• _THE REQUEST_: In the entries below, count the lines holding "JSON". Reply with the number only.

Items from a figure collection
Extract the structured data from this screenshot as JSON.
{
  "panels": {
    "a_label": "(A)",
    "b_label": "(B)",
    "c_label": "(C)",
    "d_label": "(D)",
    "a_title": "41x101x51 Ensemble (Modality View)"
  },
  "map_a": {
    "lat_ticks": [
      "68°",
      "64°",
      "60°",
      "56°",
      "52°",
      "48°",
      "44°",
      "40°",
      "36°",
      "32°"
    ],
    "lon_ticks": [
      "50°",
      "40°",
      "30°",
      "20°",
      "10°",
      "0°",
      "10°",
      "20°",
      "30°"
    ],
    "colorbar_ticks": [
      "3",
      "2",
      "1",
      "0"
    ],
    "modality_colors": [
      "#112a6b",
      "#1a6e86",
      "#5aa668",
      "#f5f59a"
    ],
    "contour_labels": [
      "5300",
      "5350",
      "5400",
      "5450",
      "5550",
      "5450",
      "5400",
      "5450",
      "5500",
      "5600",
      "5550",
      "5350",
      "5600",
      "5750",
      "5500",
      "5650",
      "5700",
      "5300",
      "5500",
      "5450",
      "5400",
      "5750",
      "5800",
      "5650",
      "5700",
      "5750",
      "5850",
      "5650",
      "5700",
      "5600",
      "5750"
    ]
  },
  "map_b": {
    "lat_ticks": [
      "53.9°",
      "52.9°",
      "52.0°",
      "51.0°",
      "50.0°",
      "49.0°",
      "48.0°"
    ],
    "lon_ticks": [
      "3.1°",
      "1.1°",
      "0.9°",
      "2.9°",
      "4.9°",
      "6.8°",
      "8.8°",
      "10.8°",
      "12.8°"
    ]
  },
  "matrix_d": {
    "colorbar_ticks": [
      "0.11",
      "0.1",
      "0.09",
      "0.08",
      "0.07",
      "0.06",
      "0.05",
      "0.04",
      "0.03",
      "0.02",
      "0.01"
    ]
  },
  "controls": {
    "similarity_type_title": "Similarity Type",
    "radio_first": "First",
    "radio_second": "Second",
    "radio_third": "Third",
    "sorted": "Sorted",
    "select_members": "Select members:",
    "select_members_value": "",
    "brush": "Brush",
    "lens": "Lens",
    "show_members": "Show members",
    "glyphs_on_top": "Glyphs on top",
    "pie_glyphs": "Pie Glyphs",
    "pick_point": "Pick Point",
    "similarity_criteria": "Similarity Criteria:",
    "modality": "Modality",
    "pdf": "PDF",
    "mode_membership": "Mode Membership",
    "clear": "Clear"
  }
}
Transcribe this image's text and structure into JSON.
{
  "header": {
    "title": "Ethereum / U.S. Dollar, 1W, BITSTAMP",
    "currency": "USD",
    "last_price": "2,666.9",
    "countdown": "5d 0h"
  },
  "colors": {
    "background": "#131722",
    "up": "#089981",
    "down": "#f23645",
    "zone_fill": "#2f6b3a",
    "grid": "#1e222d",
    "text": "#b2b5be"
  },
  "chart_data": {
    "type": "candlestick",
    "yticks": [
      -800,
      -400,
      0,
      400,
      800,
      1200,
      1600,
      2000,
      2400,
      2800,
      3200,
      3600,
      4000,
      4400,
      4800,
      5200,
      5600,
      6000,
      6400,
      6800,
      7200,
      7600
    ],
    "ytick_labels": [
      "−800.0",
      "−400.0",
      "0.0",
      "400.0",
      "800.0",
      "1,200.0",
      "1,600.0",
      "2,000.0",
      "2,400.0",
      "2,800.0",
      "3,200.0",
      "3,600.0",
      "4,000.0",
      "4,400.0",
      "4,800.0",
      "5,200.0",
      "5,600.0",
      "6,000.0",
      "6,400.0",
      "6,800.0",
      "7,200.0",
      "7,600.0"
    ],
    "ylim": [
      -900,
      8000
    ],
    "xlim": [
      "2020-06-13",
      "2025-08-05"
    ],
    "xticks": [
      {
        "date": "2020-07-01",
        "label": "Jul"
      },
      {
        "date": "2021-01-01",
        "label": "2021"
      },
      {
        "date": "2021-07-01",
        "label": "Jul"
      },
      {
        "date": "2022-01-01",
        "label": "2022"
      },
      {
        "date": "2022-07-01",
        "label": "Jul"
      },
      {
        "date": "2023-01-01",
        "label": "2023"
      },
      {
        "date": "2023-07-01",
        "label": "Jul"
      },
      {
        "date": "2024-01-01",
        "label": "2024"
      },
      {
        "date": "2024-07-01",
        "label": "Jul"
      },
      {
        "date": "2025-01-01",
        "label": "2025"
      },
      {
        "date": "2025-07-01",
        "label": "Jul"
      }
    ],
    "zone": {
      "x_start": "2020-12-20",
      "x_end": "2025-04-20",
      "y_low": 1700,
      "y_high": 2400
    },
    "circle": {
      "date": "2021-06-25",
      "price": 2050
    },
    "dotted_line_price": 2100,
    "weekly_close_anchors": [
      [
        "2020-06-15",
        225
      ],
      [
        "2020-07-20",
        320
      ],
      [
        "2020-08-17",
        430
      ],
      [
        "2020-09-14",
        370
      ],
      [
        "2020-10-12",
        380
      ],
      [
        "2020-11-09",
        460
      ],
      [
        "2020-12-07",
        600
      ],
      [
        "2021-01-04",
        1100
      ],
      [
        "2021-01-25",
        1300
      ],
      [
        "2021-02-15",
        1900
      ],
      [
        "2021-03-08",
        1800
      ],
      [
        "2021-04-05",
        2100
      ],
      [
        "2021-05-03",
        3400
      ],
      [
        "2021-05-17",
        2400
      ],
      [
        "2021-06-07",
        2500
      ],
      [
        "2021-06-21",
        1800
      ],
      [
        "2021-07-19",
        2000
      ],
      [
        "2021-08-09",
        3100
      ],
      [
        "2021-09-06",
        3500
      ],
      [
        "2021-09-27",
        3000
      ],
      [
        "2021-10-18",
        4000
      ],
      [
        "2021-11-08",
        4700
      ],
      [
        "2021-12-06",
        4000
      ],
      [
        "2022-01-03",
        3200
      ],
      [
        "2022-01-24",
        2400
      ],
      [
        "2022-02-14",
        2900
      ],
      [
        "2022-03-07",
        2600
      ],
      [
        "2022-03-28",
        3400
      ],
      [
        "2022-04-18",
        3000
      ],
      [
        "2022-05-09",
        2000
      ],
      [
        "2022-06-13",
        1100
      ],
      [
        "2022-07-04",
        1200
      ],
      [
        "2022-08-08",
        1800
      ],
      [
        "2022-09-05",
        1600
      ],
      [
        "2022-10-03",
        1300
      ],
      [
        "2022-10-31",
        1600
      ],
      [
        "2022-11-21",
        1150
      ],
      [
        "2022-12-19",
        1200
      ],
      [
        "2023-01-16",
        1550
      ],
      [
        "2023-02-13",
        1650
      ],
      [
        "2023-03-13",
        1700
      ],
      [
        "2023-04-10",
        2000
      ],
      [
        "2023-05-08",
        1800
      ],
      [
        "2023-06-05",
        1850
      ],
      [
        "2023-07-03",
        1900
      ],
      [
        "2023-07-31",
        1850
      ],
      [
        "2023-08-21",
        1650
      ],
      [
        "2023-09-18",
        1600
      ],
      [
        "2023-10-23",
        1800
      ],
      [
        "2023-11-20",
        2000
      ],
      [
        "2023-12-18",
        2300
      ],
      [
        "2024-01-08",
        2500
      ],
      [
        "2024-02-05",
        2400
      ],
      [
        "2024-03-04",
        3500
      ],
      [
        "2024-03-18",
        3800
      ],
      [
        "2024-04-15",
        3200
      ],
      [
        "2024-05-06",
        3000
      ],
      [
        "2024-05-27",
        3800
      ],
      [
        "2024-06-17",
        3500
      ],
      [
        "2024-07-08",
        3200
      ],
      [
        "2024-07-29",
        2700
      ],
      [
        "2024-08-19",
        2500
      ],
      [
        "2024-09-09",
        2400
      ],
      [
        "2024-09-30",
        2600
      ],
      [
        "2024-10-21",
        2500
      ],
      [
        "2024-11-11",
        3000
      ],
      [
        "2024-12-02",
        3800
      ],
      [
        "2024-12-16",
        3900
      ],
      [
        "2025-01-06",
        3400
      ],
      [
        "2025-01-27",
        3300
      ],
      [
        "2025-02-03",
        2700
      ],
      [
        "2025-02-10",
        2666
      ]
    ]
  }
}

• _RESPONSE TO THE TASK_: 2